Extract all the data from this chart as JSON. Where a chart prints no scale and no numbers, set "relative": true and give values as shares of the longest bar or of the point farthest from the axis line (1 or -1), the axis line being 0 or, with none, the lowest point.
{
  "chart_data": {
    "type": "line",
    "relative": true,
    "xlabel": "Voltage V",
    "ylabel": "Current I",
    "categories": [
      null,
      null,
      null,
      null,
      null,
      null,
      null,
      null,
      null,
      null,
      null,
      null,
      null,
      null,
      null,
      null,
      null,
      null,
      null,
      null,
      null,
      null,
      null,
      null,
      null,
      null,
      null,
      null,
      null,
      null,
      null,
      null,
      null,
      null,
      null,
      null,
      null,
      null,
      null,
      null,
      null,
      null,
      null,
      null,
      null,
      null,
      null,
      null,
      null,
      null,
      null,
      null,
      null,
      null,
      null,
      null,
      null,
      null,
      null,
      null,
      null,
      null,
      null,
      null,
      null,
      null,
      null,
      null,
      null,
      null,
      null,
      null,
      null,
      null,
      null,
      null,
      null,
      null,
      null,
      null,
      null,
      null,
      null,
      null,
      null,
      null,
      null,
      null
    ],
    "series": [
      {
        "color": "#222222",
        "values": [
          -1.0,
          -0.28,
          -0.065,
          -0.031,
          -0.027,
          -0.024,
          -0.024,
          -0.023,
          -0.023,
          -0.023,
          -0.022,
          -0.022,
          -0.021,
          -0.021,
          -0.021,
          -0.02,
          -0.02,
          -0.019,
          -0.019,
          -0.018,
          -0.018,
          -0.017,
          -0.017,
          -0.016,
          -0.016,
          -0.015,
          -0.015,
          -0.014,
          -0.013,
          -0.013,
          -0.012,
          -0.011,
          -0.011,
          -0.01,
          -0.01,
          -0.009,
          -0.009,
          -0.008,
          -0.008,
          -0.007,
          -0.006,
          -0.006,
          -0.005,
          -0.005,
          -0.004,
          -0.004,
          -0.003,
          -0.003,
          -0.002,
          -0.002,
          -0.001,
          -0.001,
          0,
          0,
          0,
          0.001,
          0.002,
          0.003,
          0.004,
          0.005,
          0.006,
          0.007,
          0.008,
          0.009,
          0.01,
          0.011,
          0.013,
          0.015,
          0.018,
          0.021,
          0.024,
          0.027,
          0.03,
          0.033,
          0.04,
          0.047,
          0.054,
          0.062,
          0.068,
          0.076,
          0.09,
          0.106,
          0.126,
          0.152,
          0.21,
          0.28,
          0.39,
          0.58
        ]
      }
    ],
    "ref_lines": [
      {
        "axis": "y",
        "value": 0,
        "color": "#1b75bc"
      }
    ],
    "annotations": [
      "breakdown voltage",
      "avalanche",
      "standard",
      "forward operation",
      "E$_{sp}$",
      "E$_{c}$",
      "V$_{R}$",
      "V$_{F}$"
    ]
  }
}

○ ○ ○ ○

Copy all of the data. Keep every word exactly as it is.

Extract all the data from this chart as JSON. Where a chart prints no scale and no numbers, set "relative": true and give values as shares of the longest bar or of the point farthest from the axis line (1 or -1), the axis line being 0 or, with none, the lowest point.
{
  "chart_data": {
    "type": "line",
    "relative": true,
    "xlabel": "Voltage V",
    "ylabel": "Current I",
    "categories": [
      null,
      null,
      null,
      null,
      null,
      null,
      null,
      null,
      null,
      null,
      null,
      null,
      null,
      null,
      null,
      null,
      null,
      null,
      null,
      null,
      null,
      null,
      null,
      null,
      null,
      null,
      null,
      null,
      null,
      null,
      null,
      null,
      null,
      null,
      null,
      null,
      null,
      null,
      null,
      null,
      null,
      null,
      null,
      null,
      null,
      null,
      null,
      null,
      null,
      null,
      null,
      null,
      null,
      null,
      null,
      null,
      null,
      null,
      null,
      null,
      null,
      null,
      null,
      null,
      null,
      null,
      null,
      null,
      null,
      null,
      null,
      null,
      null,
      null,
      null,
      null,
      null,
      null,
      null,
      null,
      null,
      null,
      null,
      null,
      null,
      null,
      null,
      null
    ],
    "series": [
      {
        "color": "#222222",
        "values": [
          -1.0,
          -0.28,
          -0.065,
          -0.031,
          -0.027,
          -0.024,
          -0.024,
          -0.023,
          -0.023,
          -0.023,
          -0.022,
          -0.022,
          -0.021,
          -0.021,
          -0.021,
          -0.02,
          -0.02,
          -0.019,
          -0.019,
          -0.018,
          -0.018,
          -0.017,
          -0.017,
          -0.016,
          -0.016,
          -0.015,
          -0.015,
          -0.014,
          -0.013,
          -0.013,
          -0.012,
          -0.011,
          -0.011,
          -0.01,
          -0.01,
          -0.009,
          -0.009,
          -0.008,
          -0.008,
          -0.007,
          -0.006,
          -0.006,
          -0.005,
          -0.005,
          -0.004,
          -0.004,
          -0.003,
          -0.003,
          -0.002,
          -0.002,
          -0.001,
          -0.001,
          0,
          0,
          0,
          0.001,
          0.002,
          0.003,
          0.004,
          0.005,
          0.006,
          0.007,
          0.008,
          0.009,
          0.01,
          0.011,
          0.013,
          0.015,
          0.018,
          0.021,
          0.024,
          0.027,
          0.03,
          0.033,
          0.04,
          0.047,
          0.054,
          0.062,
          0.068,
          0.076,
          0.09,
          0.106,
          0.126,
          0.152,
          0.21,
          0.28,
          0.39,
          0.58
        ]
      }
    ],
    "ref_lines": [
      {
        "axis": "y",
        "value": 0,
        "color": "#1b75bc"
      }
    ],
    "annotations": [
      "breakdown voltage",
      "avalanche",
      "standard",
      "forward operation",
      "E$_{sp}$",
      "E$_{c}$",
      "V$_{R}$",
      "V$_{F}$"
    ]
  }
}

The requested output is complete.